Start

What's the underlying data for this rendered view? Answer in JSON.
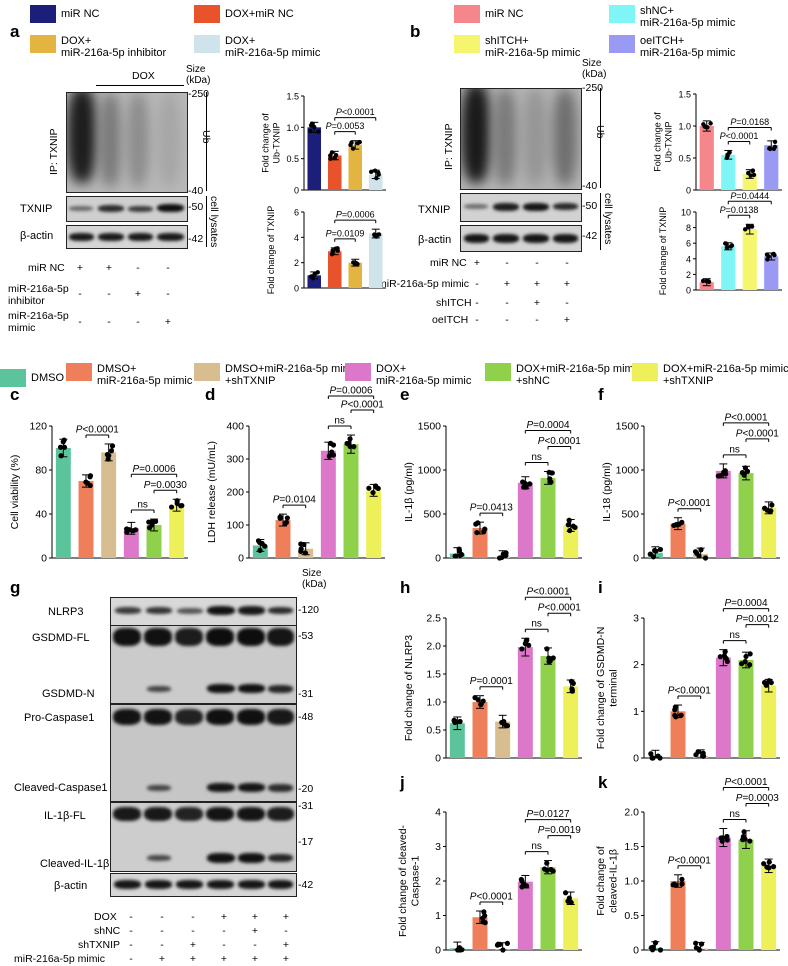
{
  "panels": {
    "a": "a",
    "b": "b",
    "c": "c",
    "d": "d",
    "e": "e",
    "f": "f",
    "g": "g",
    "h": "h",
    "i": "i",
    "j": "j",
    "k": "k"
  },
  "colors": {
    "miR_NC": "#1b1f7a",
    "DOX_miR_NC": "#e8532b",
    "DOX_inhibitor": "#e4b440",
    "DOX_mimic_a": "#cfe3ea",
    "b_miR_NC": "#f4868c",
    "b_shNC": "#7ff5f5",
    "b_shITCH": "#f5f56e",
    "b_oeITCH": "#9a9af5",
    "DMSO": "#5cc49a",
    "DMSO_mimic": "#ef7f5a",
    "DMSO_mimic_shTXNIP": "#d7bd8f",
    "DOX_mimic": "#dd77c9",
    "DOX_mimic_shNC": "#8fd14a",
    "DOX_mimic_shTXNIP": "#eef05a"
  },
  "legend_a": [
    {
      "text": "miR NC",
      "color": "#1b1f7a"
    },
    {
      "text": "DOX+miR NC",
      "color": "#e8532b"
    },
    {
      "text": "DOX+\nmiR-216a-5p inhibitor",
      "color": "#e4b440"
    },
    {
      "text": "DOX+\nmiR-216a-5p mimic",
      "color": "#cfe3ea"
    }
  ],
  "legend_b": [
    {
      "text": "miR NC",
      "color": "#f4868c"
    },
    {
      "text": "shNC+\nmiR-216a-5p mimic",
      "color": "#7ff5f5"
    },
    {
      "text": "shITCH+\nmiR-216a-5p mimic",
      "color": "#f5f56e"
    },
    {
      "text": "oeITCH+\nmiR-216a-5p mimic",
      "color": "#9a9af5"
    }
  ],
  "legend_cg": [
    {
      "text": "DMSO",
      "color": "#5cc49a"
    },
    {
      "text": "DMSO+\nmiR-216a-5p mimic",
      "color": "#ef7f5a"
    },
    {
      "text": "DMSO+miR-216a-5p mimic\n+shTXNIP",
      "color": "#d7bd8f"
    },
    {
      "text": "DOX+\nmiR-216a-5p mimic",
      "color": "#dd77c9"
    },
    {
      "text": "DOX+miR-216a-5p mimic\n+shNC",
      "color": "#8fd14a"
    },
    {
      "text": "DOX+miR-216a-5p mimic\n+shTXNIP",
      "color": "#eef05a"
    }
  ],
  "blot_a": {
    "dox_label": "DOX",
    "size_label": "Size\n(kDa)",
    "ip_label": "IP:  TXNIP",
    "ub_label": "Ub",
    "cell_lysates": "cell lysates",
    "marks": [
      "-250",
      "-40",
      "-50",
      "-42"
    ],
    "txnip": "TXNIP",
    "actin": "β-actin",
    "rows": [
      {
        "name": "miR NC",
        "signs": [
          "+",
          "+",
          "-",
          "-"
        ]
      },
      {
        "name": "miR-216a-5p\ninhibitor",
        "signs": [
          "-",
          "-",
          "+",
          "-"
        ]
      },
      {
        "name": "miR-216a-5p\nmimic",
        "signs": [
          "-",
          "-",
          "-",
          "+"
        ]
      }
    ]
  },
  "blot_b": {
    "size_label": "Size\n(kDa)",
    "ip_label": "IP:  TXNIP",
    "ub_label": "Ub",
    "cell_lysates": "cell lysates",
    "marks": [
      "-250",
      "-40",
      "-50",
      "-42"
    ],
    "txnip": "TXNIP",
    "actin": "β-actin",
    "rows": [
      {
        "name": "miR NC",
        "signs": [
          "+",
          "-",
          "-",
          "-"
        ]
      },
      {
        "name": "miR-216a-5p mimic",
        "signs": [
          "-",
          "+",
          "+",
          "+"
        ]
      },
      {
        "name": "shITCH",
        "signs": [
          "-",
          "-",
          "+",
          "-"
        ]
      },
      {
        "name": "oeITCH",
        "signs": [
          "-",
          "-",
          "-",
          "+"
        ]
      }
    ]
  },
  "blot_g": {
    "size_label": "Size\n(kDa)",
    "labels": [
      "NLRP3",
      "GSDMD-FL",
      "GSDMD-N",
      "Pro-Caspase1",
      "Cleaved-Caspase1",
      "IL-1β-FL",
      "Cleaved-IL-1β",
      "β-actin"
    ],
    "marks": [
      "-120",
      "-53",
      "-31",
      "-48",
      "-20",
      "-31",
      "-17",
      "-42"
    ],
    "rows": [
      {
        "name": "DOX",
        "signs": [
          "-",
          "-",
          "-",
          "+",
          "+",
          "+"
        ]
      },
      {
        "name": "shNC",
        "signs": [
          "-",
          "-",
          "-",
          "-",
          "+",
          "-"
        ]
      },
      {
        "name": "shTXNIP",
        "signs": [
          "-",
          "-",
          "+",
          "-",
          "-",
          "+"
        ]
      },
      {
        "name": "miR-216a-5p mimic",
        "signs": [
          "-",
          "+",
          "+",
          "+",
          "+",
          "+"
        ]
      }
    ]
  },
  "chart_data": [
    {
      "id": "a_ub",
      "type": "bar",
      "ylabel": "Fold change of\nUb-TXNIP",
      "ylim": [
        0,
        1.5
      ],
      "yticks": [
        "0",
        "0.5",
        "1.0",
        "1.5"
      ],
      "values": [
        1.0,
        0.55,
        0.72,
        0.25
      ],
      "colors": [
        "#1b1f7a",
        "#e8532b",
        "#e4b440",
        "#cfe3ea"
      ],
      "annotations": [
        {
          "text": "P=0.0053",
          "from": 1,
          "to": 2
        },
        {
          "text": "P<0.0001",
          "from": 1,
          "to": 3
        }
      ]
    },
    {
      "id": "a_txnip",
      "type": "bar",
      "ylabel": "Fold change of TXNIP",
      "ylim": [
        0,
        6
      ],
      "yticks": [
        "0",
        "2",
        "4",
        "6"
      ],
      "values": [
        1.0,
        2.9,
        2.0,
        4.3
      ],
      "colors": [
        "#1b1f7a",
        "#e8532b",
        "#e4b440",
        "#cfe3ea"
      ],
      "annotations": [
        {
          "text": "P=0.0109",
          "from": 1,
          "to": 2
        },
        {
          "text": "P=0.0006",
          "from": 1,
          "to": 3
        }
      ]
    },
    {
      "id": "b_ub",
      "type": "bar",
      "ylabel": "Fold change of\nUb-TXNIP",
      "ylim": [
        0,
        1.5
      ],
      "yticks": [
        "0",
        "0.5",
        "1.0",
        "1.5"
      ],
      "values": [
        1.0,
        0.55,
        0.25,
        0.7
      ],
      "colors": [
        "#f4868c",
        "#7ff5f5",
        "#f5f56e",
        "#9a9af5"
      ],
      "annotations": [
        {
          "text": "P<0.0001",
          "from": 1,
          "to": 2
        },
        {
          "text": "P=0.0168",
          "from": 1,
          "to": 3
        }
      ]
    },
    {
      "id": "b_txnip",
      "type": "bar",
      "ylabel": "Fold change of TXNIP",
      "ylim": [
        0,
        10
      ],
      "yticks": [
        "0",
        "2",
        "4",
        "6",
        "8",
        "10"
      ],
      "values": [
        1.0,
        5.6,
        7.8,
        4.3
      ],
      "colors": [
        "#f4868c",
        "#7ff5f5",
        "#f5f56e",
        "#9a9af5"
      ],
      "annotations": [
        {
          "text": "P=0.0138",
          "from": 1,
          "to": 2
        },
        {
          "text": "P=0.0444",
          "from": 1,
          "to": 3
        }
      ]
    },
    {
      "id": "c",
      "type": "bar",
      "ylabel": "Cell viability  (%)",
      "ylim": [
        0,
        120
      ],
      "yticks": [
        "0",
        "40",
        "80",
        "120"
      ],
      "values": [
        100,
        70,
        96,
        27,
        30,
        48
      ],
      "colors": [
        "#5cc49a",
        "#ef7f5a",
        "#d7bd8f",
        "#dd77c9",
        "#8fd14a",
        "#eef05a"
      ],
      "annotations": [
        {
          "text": "P<0.0001",
          "from": 1,
          "to": 2
        },
        {
          "text": "ns",
          "from": 3,
          "to": 4
        },
        {
          "text": "P=0.0030",
          "from": 4,
          "to": 5
        },
        {
          "text": "P=0.0006",
          "from": 3,
          "to": 5
        }
      ]
    },
    {
      "id": "d",
      "type": "bar",
      "ylabel": "LDH release (mU/mL)",
      "ylim": [
        0,
        400
      ],
      "yticks": [
        "0",
        "100",
        "200",
        "300",
        "400"
      ],
      "values": [
        38,
        115,
        28,
        325,
        345,
        205
      ],
      "colors": [
        "#5cc49a",
        "#ef7f5a",
        "#d7bd8f",
        "#dd77c9",
        "#8fd14a",
        "#eef05a"
      ],
      "annotations": [
        {
          "text": "P=0.0104",
          "from": 1,
          "to": 2
        },
        {
          "text": "ns",
          "from": 3,
          "to": 4
        },
        {
          "text": "P<0.0001",
          "from": 4,
          "to": 5
        },
        {
          "text": "P=0.0006",
          "from": 3,
          "to": 5
        }
      ]
    },
    {
      "id": "e",
      "type": "bar",
      "ylabel": "IL-1β (pg/ml)",
      "ylim": [
        0,
        1500
      ],
      "yticks": [
        "0",
        "500",
        "1000",
        "1500"
      ],
      "values": [
        50,
        340,
        15,
        855,
        910,
        370
      ],
      "colors": [
        "#5cc49a",
        "#ef7f5a",
        "#d7bd8f",
        "#dd77c9",
        "#8fd14a",
        "#eef05a"
      ],
      "annotations": [
        {
          "text": "P=0.0413",
          "from": 1,
          "to": 2
        },
        {
          "text": "ns",
          "from": 3,
          "to": 4
        },
        {
          "text": "P<0.0001",
          "from": 4,
          "to": 5
        },
        {
          "text": "P=0.0004",
          "from": 3,
          "to": 5
        }
      ]
    },
    {
      "id": "f",
      "type": "bar",
      "ylabel": "IL-18 (pg/ml)",
      "ylim": [
        0,
        1500
      ],
      "yticks": [
        "0",
        "500",
        "1000",
        "1500"
      ],
      "values": [
        60,
        390,
        45,
        990,
        965,
        570
      ],
      "colors": [
        "#5cc49a",
        "#ef7f5a",
        "#d7bd8f",
        "#dd77c9",
        "#8fd14a",
        "#eef05a"
      ],
      "annotations": [
        {
          "text": "P<0.0001",
          "from": 1,
          "to": 2
        },
        {
          "text": "ns",
          "from": 3,
          "to": 4
        },
        {
          "text": "P<0.0001",
          "from": 4,
          "to": 5
        },
        {
          "text": "P<0.0001",
          "from": 3,
          "to": 5
        }
      ]
    },
    {
      "id": "h",
      "type": "bar",
      "ylabel": "Fold change of  NLRP3",
      "ylim": [
        0,
        2.5
      ],
      "yticks": [
        "0",
        "0.5",
        "1.0",
        "1.5",
        "2.0",
        "2.5"
      ],
      "values": [
        0.62,
        1.0,
        0.65,
        1.98,
        1.82,
        1.28
      ],
      "colors": [
        "#5cc49a",
        "#ef7f5a",
        "#d7bd8f",
        "#dd77c9",
        "#8fd14a",
        "#eef05a"
      ],
      "annotations": [
        {
          "text": "P=0.0001",
          "from": 1,
          "to": 2
        },
        {
          "text": "ns",
          "from": 3,
          "to": 4
        },
        {
          "text": "P<0.0001",
          "from": 4,
          "to": 5
        },
        {
          "text": "P<0.0001",
          "from": 3,
          "to": 5
        }
      ]
    },
    {
      "id": "i",
      "type": "bar",
      "ylabel": "Fold change of  GSDMD-N\nterminal",
      "ylim": [
        0,
        3
      ],
      "yticks": [
        "0",
        "1",
        "2",
        "3"
      ],
      "values": [
        0.03,
        1.0,
        0.04,
        2.15,
        2.1,
        1.55
      ],
      "colors": [
        "#5cc49a",
        "#ef7f5a",
        "#d7bd8f",
        "#dd77c9",
        "#8fd14a",
        "#eef05a"
      ],
      "annotations": [
        {
          "text": "P<0.0001",
          "from": 1,
          "to": 2
        },
        {
          "text": "ns",
          "from": 3,
          "to": 4
        },
        {
          "text": "P=0.0012",
          "from": 4,
          "to": 5
        },
        {
          "text": "P=0.0004",
          "from": 3,
          "to": 5
        }
      ]
    },
    {
      "id": "j",
      "type": "bar",
      "ylabel": "Fold change of cleaved-\nCaspase-1",
      "ylim": [
        0,
        4
      ],
      "yticks": [
        "0",
        "1",
        "2",
        "3",
        "4"
      ],
      "values": [
        0.05,
        0.95,
        0.03,
        1.98,
        2.4,
        1.5
      ],
      "colors": [
        "#5cc49a",
        "#ef7f5a",
        "#d7bd8f",
        "#dd77c9",
        "#8fd14a",
        "#eef05a"
      ],
      "annotations": [
        {
          "text": "P<0.0001",
          "from": 1,
          "to": 2
        },
        {
          "text": "ns",
          "from": 3,
          "to": 4
        },
        {
          "text": "P=0.0019",
          "from": 4,
          "to": 5
        },
        {
          "text": "P=0.0127",
          "from": 3,
          "to": 5
        }
      ]
    },
    {
      "id": "k",
      "type": "bar",
      "ylabel": "Fold change of\ncleaved-IL-1β",
      "ylim": [
        0,
        2.0
      ],
      "yticks": [
        "0",
        "0.5",
        "1.0",
        "1.5",
        "2.0"
      ],
      "values": [
        0.03,
        1.0,
        0.02,
        1.63,
        1.6,
        1.22
      ],
      "colors": [
        "#5cc49a",
        "#ef7f5a",
        "#d7bd8f",
        "#dd77c9",
        "#8fd14a",
        "#eef05a"
      ],
      "annotations": [
        {
          "text": "P<0.0001",
          "from": 1,
          "to": 2
        },
        {
          "text": "ns",
          "from": 3,
          "to": 4
        },
        {
          "text": "P=0.0003",
          "from": 4,
          "to": 5
        },
        {
          "text": "P<0.0001",
          "from": 3,
          "to": 5
        }
      ]
    }
  ]
}
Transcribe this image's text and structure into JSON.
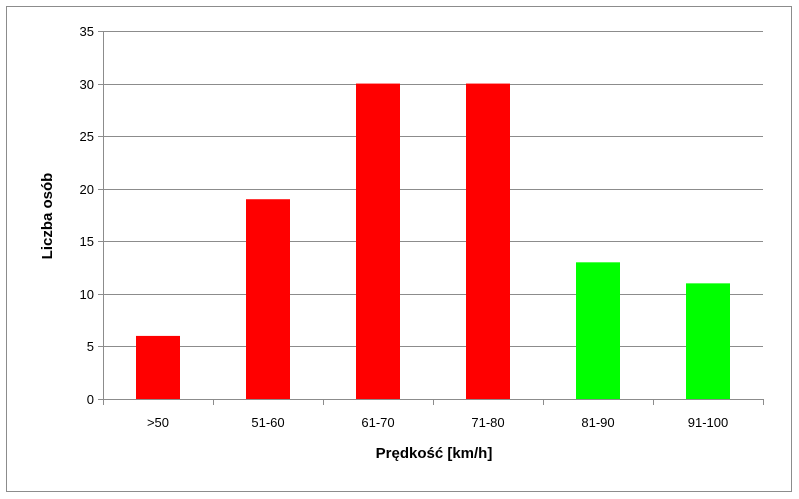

End

■ Task: Pull every line containing the word "GSDMD" out of the material and copy it.

■ Solved exercise:
      "GSDMD-FL",
      "GSDMD-N",
      "ylabel": "Fold change of  GSDMD-N\nterminal",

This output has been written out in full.